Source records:
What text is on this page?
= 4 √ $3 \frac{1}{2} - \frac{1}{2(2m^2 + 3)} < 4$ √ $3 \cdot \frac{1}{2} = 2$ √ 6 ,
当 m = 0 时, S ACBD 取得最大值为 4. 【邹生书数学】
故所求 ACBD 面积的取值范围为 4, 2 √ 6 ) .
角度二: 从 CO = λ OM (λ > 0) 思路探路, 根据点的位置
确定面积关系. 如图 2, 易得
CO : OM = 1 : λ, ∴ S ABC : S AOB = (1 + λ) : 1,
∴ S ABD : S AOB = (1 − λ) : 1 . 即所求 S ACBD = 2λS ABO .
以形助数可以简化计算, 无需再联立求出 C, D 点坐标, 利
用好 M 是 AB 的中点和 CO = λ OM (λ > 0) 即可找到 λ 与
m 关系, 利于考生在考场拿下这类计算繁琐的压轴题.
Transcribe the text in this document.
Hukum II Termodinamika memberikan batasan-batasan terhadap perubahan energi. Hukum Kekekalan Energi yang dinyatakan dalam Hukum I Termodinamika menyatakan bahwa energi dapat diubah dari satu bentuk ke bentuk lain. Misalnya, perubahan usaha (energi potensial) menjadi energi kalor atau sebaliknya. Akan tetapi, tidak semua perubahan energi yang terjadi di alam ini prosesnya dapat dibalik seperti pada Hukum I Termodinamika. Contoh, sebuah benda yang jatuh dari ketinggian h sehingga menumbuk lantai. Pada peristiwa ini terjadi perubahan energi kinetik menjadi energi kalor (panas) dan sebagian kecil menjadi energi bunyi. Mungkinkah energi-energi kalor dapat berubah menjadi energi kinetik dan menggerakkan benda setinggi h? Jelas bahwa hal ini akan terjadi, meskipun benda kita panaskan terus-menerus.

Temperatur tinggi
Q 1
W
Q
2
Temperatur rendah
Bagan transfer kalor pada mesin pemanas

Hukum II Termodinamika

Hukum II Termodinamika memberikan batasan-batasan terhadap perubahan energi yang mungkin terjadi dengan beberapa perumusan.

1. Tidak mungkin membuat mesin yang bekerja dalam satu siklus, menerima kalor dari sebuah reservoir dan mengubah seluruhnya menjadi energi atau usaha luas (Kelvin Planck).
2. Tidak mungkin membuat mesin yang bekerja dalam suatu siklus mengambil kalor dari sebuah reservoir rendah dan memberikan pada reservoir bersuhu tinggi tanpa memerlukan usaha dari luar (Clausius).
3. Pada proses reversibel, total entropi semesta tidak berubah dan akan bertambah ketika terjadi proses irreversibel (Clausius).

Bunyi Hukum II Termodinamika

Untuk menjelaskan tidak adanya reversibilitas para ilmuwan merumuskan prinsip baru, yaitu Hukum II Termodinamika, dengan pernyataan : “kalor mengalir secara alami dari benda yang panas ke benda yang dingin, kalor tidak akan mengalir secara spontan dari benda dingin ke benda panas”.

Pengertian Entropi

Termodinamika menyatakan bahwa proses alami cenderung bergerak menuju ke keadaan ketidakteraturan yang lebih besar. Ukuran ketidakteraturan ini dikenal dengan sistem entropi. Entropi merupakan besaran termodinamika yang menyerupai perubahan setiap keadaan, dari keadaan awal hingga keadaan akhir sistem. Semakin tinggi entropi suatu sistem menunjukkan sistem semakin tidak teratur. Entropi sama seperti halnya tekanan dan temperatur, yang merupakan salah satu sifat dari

REQUIRED WORK. Copy down every line of the material above that includes the string "suatu".

ANSWER BELOW.
2. Tidak mungkin membuat mesin yang bekerja dalam suatu siklus mengambil kalor dari sebuah reservoir rendah dan memberikan pada reservoir bersuhu tinggi tanpa memerlukan usaha dari luar (Clausius).
Termodinamika menyatakan bahwa proses alami cenderung bergerak menuju ke keadaan ketidakteraturan yang lebih besar. Ukuran ketidakteraturan ini dikenal dengan sistem entropi. Entropi merupakan besaran termodinamika yang menyerupai perubahan setiap keadaan, dari keadaan awal hingga keadaan akhir sistem. Semakin tinggi entropi suatu sistem menunjukkan sistem semakin tidak teratur. Entropi sama seperti halnya tekanan dan temperatur, yang merupakan salah satu sifat dari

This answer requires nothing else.